Only the number is wanted: how many lines of these entries contain the word "color"?

<<<<

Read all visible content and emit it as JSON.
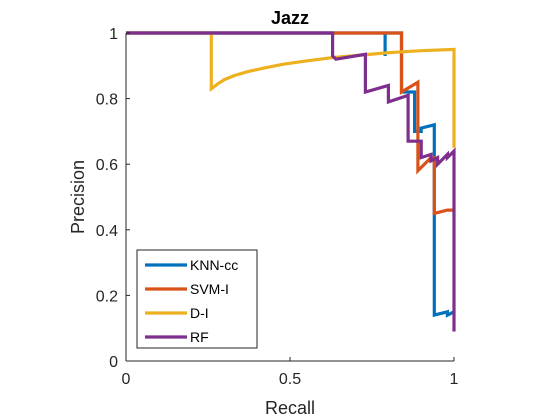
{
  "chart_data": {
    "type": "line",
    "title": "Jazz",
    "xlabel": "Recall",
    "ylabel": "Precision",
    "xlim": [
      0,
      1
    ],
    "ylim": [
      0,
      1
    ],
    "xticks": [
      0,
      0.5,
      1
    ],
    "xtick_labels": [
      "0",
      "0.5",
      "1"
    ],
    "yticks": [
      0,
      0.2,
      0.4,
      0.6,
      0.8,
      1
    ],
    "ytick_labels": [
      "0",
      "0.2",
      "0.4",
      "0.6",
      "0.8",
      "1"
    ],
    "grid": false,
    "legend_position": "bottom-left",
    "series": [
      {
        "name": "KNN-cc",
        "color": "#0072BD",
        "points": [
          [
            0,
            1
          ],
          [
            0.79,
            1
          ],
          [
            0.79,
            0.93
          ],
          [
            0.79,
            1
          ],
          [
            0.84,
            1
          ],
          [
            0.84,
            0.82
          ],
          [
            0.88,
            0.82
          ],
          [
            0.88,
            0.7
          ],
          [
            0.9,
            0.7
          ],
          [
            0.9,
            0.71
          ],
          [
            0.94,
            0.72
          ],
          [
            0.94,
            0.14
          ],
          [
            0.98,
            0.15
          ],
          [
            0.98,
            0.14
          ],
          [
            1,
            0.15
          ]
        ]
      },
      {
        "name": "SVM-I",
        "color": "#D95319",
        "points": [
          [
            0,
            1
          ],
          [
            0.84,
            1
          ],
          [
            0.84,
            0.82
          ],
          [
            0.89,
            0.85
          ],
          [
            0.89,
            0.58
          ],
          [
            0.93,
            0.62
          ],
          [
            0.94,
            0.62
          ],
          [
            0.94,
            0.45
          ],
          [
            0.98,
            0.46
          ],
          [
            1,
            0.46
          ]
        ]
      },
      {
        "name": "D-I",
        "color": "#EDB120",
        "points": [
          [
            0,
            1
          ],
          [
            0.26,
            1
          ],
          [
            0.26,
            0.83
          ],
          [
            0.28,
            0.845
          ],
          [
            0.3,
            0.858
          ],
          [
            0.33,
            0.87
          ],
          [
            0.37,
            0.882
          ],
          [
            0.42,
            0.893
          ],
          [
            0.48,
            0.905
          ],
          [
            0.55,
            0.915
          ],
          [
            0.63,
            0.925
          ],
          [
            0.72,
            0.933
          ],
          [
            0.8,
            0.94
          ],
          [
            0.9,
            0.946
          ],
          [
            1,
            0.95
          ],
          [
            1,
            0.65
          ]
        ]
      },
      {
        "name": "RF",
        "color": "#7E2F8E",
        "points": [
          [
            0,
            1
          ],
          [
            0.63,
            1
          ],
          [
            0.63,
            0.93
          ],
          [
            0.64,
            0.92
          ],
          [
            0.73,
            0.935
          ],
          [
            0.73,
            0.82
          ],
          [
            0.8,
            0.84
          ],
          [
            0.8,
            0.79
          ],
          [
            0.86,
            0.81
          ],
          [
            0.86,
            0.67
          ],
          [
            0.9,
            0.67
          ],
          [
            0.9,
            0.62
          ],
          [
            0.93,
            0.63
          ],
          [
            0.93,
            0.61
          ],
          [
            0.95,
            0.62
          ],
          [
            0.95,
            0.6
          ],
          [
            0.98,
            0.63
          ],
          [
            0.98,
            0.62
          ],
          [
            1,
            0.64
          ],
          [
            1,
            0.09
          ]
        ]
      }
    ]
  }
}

>>>>

• Correct response
4